======== Dataset rows

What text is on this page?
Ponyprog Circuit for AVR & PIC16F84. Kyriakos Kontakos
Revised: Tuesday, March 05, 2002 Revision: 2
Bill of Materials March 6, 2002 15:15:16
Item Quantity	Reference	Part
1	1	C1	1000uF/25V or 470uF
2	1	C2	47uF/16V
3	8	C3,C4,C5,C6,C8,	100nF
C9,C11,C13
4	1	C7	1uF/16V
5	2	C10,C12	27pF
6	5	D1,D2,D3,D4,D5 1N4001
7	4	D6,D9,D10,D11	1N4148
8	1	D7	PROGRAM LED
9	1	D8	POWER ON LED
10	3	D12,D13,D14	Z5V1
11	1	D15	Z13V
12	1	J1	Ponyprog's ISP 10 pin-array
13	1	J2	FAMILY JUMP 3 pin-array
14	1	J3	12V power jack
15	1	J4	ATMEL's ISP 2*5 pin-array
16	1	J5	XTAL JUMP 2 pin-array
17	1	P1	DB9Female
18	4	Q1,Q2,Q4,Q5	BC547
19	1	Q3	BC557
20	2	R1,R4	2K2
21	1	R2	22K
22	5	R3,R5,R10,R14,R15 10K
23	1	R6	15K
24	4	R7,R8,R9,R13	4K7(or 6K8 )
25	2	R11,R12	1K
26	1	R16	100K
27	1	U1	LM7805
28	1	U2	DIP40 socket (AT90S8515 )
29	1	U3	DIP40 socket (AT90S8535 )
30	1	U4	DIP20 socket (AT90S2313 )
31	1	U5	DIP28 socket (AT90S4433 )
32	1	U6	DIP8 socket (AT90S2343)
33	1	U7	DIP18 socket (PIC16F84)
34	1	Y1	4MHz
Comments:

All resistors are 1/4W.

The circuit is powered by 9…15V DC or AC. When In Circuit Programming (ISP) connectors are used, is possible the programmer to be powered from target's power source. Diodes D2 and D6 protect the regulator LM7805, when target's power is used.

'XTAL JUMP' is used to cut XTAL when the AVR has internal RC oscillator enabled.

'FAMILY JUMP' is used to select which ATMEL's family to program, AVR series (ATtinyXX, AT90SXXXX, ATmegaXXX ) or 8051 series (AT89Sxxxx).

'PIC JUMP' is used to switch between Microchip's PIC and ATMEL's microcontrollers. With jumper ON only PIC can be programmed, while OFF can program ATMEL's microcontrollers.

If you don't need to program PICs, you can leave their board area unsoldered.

================

_Prompt_
Which lines in the data above contain "March"? Show each one.

_Response_
Revised: Tuesday, March 05, 2002 Revision: 2
Bill of Materials March 6, 2002 15:15:16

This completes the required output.